Collected data
— begin —

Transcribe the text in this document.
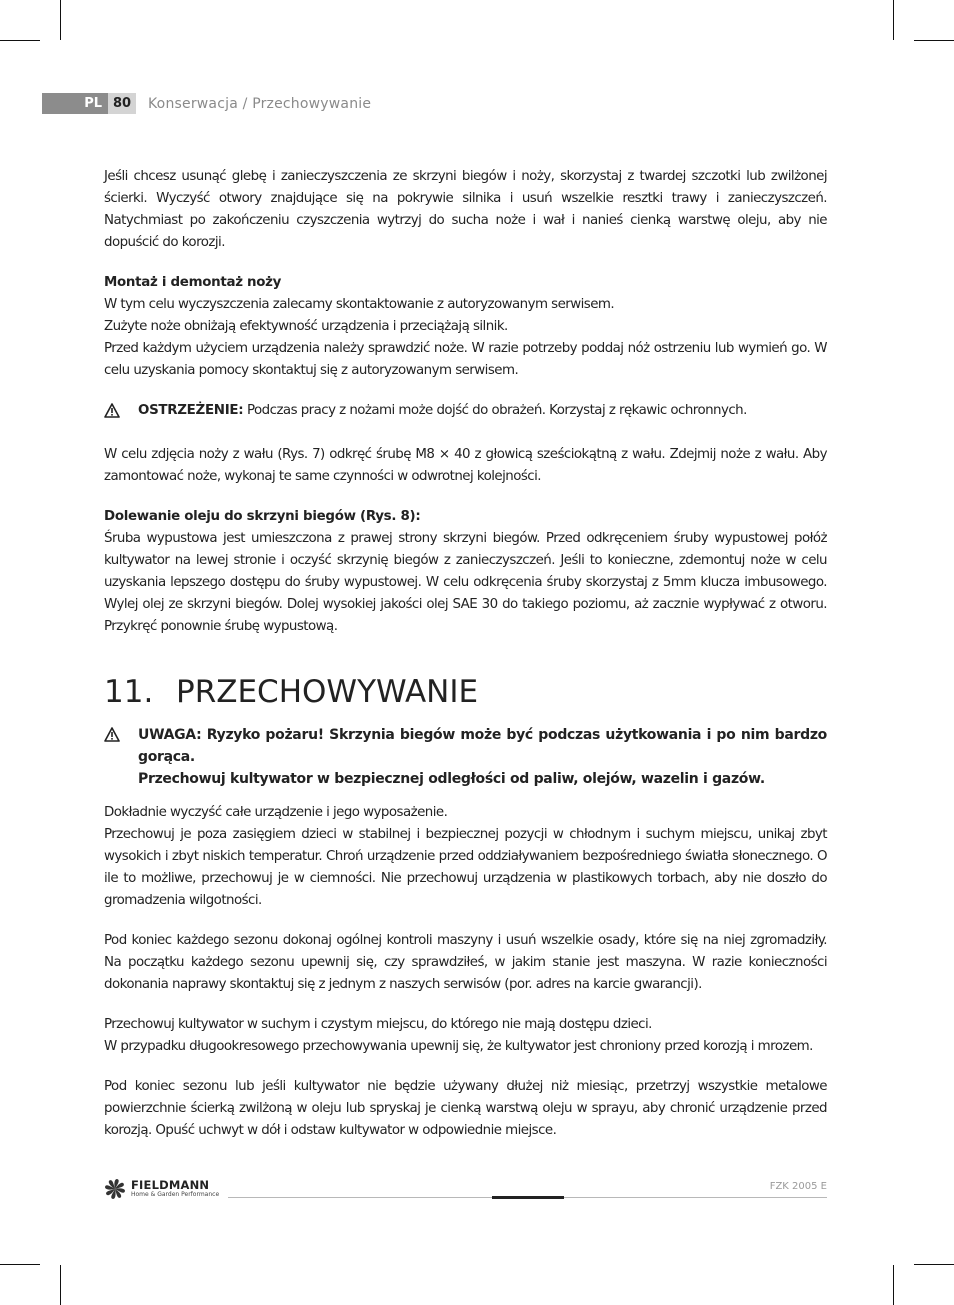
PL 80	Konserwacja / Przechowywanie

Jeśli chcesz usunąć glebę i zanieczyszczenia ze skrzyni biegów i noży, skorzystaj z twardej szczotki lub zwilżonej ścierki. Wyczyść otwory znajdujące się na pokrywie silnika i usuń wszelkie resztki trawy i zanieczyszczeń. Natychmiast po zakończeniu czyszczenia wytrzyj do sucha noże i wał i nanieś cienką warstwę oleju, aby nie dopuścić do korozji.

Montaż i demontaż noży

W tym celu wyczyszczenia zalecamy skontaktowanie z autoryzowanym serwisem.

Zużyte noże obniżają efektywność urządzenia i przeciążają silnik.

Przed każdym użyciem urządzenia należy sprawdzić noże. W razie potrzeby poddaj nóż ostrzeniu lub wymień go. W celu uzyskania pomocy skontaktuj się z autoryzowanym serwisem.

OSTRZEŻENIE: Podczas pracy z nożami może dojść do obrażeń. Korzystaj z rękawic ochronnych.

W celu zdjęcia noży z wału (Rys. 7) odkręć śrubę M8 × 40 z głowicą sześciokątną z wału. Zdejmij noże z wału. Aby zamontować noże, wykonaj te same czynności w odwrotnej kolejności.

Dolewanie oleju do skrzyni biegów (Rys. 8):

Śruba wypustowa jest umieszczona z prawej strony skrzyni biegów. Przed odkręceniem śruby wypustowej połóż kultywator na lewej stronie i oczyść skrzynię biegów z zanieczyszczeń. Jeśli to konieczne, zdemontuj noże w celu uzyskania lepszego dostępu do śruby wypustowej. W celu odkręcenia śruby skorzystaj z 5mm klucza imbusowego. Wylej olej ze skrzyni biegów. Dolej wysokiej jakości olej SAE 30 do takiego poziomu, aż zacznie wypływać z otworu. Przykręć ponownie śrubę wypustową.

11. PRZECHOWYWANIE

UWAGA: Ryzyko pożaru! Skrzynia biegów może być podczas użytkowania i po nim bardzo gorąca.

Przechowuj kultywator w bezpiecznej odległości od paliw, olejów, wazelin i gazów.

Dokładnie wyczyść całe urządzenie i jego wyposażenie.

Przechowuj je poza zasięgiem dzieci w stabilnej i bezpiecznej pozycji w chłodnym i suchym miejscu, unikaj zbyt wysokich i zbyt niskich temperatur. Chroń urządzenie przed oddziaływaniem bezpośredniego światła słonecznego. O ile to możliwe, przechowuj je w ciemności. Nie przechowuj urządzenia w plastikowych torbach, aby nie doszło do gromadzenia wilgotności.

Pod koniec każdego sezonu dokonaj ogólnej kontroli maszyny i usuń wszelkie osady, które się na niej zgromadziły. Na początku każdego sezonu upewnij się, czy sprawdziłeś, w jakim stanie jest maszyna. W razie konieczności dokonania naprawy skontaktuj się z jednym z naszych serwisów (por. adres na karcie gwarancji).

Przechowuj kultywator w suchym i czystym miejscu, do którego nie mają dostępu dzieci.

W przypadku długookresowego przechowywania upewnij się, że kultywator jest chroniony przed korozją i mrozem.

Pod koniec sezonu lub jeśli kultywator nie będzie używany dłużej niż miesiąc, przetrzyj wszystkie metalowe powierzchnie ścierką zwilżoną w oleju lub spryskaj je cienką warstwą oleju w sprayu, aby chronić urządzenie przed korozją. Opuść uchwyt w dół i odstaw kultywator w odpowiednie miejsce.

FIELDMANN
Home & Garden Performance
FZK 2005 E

— end —

● Given request: Copy the material above exactly and drop the pictures.

● Exercise answer:
Transcribe the text in this document.
PL 80	Konserwacja / Przechowywanie

Jeśli chcesz usunąć glebę i zanieczyszczenia ze skrzyni biegów i noży, skorzystaj z twardej szczotki lub zwilżonej ścierki. Wyczyść otwory znajdujące się na pokrywie silnika i usuń wszelkie resztki trawy i zanieczyszczeń. Natychmiast po zakończeniu czyszczenia wytrzyj do sucha noże i wał i nanieś cienką warstwę oleju, aby nie dopuścić do korozji.

Montaż i demontaż noży

W tym celu wyczyszczenia zalecamy skontaktowanie z autoryzowanym serwisem.

Zużyte noże obniżają efektywność urządzenia i przeciążają silnik.

Przed każdym użyciem urządzenia należy sprawdzić noże. W razie potrzeby poddaj nóż ostrzeniu lub wymień go. W celu uzyskania pomocy skontaktuj się z autoryzowanym serwisem.

OSTRZEŻENIE: Podczas pracy z nożami może dojść do obrażeń. Korzystaj z rękawic ochronnych.

W celu zdjęcia noży z wału (Rys. 7) odkręć śrubę M8 × 40 z głowicą sześciokątną z wału. Zdejmij noże z wału. Aby zamontować noże, wykonaj te same czynności w odwrotnej kolejności.

Dolewanie oleju do skrzyni biegów (Rys. 8):

Śruba wypustowa jest umieszczona z prawej strony skrzyni biegów. Przed odkręceniem śruby wypustowej połóż kultywator na lewej stronie i oczyść skrzynię biegów z zanieczyszczeń. Jeśli to konieczne, zdemontuj noże w celu uzyskania lepszego dostępu do śruby wypustowej. W celu odkręcenia śruby skorzystaj z 5mm klucza imbusowego. Wylej olej ze skrzyni biegów. Dolej wysokiej jakości olej SAE 30 do takiego poziomu, aż zacznie wypływać z otworu. Przykręć ponownie śrubę wypustową.

11. PRZECHOWYWANIE

UWAGA: Ryzyko pożaru! Skrzynia biegów może być podczas użytkowania i po nim bardzo gorąca.

Przechowuj kultywator w bezpiecznej odległości od paliw, olejów, wazelin i gazów.

Dokładnie wyczyść całe urządzenie i jego wyposażenie.

Przechowuj je poza zasięgiem dzieci w stabilnej i bezpiecznej pozycji w chłodnym i suchym miejscu, unikaj zbyt wysokich i zbyt niskich temperatur. Chroń urządzenie przed oddziaływaniem bezpośredniego światła słonecznego. O ile to możliwe, przechowuj je w ciemności. Nie przechowuj urządzenia w plastikowych torbach, aby nie doszło do gromadzenia wilgotności.

Pod koniec każdego sezonu dokonaj ogólnej kontroli maszyny i usuń wszelkie osady, które się na niej zgromadziły. Na początku każdego sezonu upewnij się, czy sprawdziłeś, w jakim stanie jest maszyna. W razie konieczności dokonania naprawy skontaktuj się z jednym z naszych serwisów (por. adres na karcie gwarancji).

Przechowuj kultywator w suchym i czystym miejscu, do którego nie mają dostępu dzieci.

W przypadku długookresowego przechowywania upewnij się, że kultywator jest chroniony przed korozją i mrozem.

Pod koniec sezonu lub jeśli kultywator nie będzie używany dłużej niż miesiąc, przetrzyj wszystkie metalowe powierzchnie ścierką zwilżoną w oleju lub spryskaj je cienką warstwą oleju w sprayu, aby chronić urządzenie przed korozją. Opuść uchwyt w dół i odstaw kultywator w odpowiednie miejsce.

FIELDMANN
Home & Garden Performance
FZK 2005 E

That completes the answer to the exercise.